◆ **What to work on**
Return all lines below containing the word "TradingView".

◆ **Supplied data**
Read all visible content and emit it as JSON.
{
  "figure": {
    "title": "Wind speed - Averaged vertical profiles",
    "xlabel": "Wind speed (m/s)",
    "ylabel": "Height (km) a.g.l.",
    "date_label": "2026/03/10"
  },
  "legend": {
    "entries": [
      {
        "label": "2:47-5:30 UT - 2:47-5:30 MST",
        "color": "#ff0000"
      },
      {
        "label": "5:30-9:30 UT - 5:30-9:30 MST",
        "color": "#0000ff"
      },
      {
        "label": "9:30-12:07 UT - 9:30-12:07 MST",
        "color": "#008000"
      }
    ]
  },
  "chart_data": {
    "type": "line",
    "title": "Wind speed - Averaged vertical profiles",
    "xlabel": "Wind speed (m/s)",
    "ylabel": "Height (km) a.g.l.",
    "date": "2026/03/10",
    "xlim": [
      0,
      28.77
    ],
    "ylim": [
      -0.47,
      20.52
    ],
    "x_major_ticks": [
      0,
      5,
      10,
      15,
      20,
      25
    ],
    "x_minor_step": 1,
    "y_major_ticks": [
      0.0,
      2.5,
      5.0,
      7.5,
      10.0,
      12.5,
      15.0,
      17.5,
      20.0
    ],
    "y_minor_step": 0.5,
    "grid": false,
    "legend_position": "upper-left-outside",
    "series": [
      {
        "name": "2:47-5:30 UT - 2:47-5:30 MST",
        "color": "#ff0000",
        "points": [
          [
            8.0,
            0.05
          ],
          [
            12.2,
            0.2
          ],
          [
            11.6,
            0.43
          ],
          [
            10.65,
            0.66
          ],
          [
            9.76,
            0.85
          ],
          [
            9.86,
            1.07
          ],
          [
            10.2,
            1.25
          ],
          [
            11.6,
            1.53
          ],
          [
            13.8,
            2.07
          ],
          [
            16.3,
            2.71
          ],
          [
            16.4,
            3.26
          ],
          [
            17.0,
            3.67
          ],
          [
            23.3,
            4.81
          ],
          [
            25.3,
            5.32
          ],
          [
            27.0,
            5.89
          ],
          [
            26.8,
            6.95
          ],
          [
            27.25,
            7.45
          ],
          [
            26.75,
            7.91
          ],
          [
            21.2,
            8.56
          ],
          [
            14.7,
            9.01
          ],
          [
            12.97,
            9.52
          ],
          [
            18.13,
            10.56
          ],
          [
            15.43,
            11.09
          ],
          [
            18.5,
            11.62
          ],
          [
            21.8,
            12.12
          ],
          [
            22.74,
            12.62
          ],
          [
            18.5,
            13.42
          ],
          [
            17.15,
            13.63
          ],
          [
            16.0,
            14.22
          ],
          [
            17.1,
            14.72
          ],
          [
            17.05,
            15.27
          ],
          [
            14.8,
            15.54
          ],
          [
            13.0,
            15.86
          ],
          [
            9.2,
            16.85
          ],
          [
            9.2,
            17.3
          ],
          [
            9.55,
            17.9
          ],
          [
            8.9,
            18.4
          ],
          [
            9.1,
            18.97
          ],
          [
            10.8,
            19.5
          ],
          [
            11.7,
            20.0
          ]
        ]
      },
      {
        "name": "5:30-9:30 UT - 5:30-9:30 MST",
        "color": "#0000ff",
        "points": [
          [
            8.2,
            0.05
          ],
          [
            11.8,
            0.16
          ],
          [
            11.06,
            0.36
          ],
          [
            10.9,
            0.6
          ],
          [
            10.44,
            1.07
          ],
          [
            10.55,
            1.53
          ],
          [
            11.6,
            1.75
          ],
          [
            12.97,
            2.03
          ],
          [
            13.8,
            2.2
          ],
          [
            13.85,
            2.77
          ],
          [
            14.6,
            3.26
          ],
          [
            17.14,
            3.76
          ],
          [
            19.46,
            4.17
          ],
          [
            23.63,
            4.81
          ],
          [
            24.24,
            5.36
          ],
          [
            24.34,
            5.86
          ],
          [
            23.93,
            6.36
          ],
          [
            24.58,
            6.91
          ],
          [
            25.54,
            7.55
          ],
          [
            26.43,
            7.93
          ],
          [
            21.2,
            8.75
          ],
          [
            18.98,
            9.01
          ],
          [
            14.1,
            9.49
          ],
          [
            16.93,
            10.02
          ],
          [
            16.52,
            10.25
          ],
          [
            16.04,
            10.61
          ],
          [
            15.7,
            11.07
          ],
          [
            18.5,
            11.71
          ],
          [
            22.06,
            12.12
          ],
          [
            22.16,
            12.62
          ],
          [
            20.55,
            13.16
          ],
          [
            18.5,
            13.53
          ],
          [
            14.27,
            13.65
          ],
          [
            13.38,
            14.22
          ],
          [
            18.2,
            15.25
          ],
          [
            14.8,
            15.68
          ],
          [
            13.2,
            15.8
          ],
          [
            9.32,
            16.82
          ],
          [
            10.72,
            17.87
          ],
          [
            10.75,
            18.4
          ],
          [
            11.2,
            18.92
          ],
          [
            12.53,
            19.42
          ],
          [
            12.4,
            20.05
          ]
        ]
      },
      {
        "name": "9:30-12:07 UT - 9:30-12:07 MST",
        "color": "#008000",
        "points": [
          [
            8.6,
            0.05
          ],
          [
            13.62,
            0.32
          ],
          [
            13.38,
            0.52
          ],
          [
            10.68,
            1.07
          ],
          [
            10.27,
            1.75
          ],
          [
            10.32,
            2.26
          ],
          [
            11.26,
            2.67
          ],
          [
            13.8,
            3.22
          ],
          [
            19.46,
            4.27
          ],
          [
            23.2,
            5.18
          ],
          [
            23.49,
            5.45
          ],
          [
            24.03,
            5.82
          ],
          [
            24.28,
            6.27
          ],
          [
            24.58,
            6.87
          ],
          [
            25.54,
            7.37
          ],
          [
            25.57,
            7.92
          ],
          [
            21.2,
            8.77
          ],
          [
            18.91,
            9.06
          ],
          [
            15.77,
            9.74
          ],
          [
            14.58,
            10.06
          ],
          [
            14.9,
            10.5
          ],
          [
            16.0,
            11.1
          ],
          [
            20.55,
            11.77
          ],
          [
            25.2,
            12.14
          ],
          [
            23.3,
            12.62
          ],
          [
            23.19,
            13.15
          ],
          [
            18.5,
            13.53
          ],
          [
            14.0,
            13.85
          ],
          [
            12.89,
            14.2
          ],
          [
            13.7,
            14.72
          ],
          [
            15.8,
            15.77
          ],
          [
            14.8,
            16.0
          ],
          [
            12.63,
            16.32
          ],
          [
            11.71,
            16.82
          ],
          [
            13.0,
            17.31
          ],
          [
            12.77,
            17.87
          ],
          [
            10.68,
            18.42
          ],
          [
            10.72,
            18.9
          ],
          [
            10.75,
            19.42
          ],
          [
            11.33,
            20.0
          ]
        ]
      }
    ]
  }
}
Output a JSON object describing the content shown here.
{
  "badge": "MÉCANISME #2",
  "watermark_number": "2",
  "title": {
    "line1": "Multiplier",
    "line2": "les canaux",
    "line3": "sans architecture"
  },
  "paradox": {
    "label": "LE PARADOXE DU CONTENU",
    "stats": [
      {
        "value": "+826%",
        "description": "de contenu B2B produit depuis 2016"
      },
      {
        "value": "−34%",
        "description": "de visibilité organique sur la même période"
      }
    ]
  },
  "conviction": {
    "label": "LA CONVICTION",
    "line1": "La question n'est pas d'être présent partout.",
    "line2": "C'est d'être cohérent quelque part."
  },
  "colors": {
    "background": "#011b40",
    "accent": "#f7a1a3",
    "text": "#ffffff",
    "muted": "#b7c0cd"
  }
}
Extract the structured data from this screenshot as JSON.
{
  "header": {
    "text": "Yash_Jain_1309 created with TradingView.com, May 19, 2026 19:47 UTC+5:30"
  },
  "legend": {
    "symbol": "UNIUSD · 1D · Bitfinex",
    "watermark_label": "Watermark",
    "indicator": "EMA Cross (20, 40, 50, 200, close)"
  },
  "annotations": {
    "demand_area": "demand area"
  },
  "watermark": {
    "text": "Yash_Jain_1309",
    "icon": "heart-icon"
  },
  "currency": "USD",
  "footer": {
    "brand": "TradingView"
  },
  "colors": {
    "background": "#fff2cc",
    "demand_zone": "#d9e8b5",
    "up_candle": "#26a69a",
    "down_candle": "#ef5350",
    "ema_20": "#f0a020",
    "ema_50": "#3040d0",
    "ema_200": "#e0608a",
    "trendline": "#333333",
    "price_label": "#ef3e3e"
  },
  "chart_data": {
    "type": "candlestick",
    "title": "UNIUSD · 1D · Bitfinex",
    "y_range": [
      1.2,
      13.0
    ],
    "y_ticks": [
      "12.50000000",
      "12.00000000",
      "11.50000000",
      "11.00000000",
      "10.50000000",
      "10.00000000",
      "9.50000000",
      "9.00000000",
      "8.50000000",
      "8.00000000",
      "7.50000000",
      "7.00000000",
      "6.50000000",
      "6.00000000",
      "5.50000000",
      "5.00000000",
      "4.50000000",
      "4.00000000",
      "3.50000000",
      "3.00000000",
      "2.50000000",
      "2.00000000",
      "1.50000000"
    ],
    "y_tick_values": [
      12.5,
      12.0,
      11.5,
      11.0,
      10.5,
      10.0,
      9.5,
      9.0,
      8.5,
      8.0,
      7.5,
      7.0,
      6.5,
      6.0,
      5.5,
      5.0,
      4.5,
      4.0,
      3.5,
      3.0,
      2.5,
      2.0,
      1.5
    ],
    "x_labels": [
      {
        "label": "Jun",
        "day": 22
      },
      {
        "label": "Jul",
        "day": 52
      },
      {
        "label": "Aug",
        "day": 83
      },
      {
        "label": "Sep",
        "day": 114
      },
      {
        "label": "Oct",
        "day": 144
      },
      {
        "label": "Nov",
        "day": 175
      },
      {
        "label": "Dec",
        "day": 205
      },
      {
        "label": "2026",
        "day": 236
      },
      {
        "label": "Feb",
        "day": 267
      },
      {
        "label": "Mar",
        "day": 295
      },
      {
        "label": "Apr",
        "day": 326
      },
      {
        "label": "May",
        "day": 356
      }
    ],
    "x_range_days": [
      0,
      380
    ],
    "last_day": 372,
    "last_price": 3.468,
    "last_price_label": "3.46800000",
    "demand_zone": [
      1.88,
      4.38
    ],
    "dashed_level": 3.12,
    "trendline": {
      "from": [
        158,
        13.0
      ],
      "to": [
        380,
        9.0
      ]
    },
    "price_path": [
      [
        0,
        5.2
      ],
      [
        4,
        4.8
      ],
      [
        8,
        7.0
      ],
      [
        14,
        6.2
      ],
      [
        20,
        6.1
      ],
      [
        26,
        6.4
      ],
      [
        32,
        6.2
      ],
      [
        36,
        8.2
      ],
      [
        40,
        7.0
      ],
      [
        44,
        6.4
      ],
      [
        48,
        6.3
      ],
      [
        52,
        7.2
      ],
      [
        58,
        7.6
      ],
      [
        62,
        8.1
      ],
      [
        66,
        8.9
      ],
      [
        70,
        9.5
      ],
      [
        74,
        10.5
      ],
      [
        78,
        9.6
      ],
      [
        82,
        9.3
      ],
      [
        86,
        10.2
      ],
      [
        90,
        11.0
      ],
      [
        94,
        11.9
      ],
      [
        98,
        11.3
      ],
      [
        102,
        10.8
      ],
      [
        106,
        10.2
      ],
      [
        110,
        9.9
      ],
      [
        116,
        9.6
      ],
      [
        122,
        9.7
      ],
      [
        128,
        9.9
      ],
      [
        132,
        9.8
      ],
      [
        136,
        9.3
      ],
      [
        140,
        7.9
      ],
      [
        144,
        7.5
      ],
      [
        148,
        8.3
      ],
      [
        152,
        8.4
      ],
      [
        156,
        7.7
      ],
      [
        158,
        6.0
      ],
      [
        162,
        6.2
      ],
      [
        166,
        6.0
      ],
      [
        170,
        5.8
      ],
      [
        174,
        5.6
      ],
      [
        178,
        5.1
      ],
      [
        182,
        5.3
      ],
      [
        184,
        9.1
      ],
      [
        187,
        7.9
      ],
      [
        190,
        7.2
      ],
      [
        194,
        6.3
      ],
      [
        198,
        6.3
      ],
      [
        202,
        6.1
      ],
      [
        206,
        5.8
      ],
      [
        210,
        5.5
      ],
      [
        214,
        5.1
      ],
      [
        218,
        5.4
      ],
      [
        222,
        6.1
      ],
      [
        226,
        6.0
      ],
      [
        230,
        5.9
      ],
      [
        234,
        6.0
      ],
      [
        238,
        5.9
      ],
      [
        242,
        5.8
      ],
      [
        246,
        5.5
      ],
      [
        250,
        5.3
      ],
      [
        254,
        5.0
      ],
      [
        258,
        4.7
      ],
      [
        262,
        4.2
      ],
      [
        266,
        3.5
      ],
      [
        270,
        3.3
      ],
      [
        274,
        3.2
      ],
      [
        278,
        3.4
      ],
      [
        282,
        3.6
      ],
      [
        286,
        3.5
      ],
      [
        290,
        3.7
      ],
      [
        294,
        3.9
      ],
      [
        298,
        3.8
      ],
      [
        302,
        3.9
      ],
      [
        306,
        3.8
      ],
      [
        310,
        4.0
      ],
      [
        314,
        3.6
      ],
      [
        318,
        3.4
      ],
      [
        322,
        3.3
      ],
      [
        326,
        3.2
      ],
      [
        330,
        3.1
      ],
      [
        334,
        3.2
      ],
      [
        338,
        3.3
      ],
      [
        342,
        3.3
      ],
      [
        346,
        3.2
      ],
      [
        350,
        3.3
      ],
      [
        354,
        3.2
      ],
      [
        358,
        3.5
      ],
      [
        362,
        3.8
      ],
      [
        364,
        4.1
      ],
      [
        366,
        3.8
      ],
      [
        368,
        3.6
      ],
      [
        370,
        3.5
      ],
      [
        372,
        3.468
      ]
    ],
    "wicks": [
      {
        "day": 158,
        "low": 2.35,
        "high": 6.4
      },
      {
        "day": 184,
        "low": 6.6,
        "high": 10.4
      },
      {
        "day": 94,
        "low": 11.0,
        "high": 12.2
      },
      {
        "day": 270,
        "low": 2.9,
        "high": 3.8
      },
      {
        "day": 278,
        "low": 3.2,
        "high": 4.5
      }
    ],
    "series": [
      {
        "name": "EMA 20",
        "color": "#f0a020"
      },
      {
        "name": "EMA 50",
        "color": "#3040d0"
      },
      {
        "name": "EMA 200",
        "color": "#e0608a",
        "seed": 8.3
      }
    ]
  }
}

◆ **Expected answer**
    "text": "Yash_Jain_1309 created with TradingView.com, May 19, 2026 19:47 UTC+5:30"
    "brand": "TradingView"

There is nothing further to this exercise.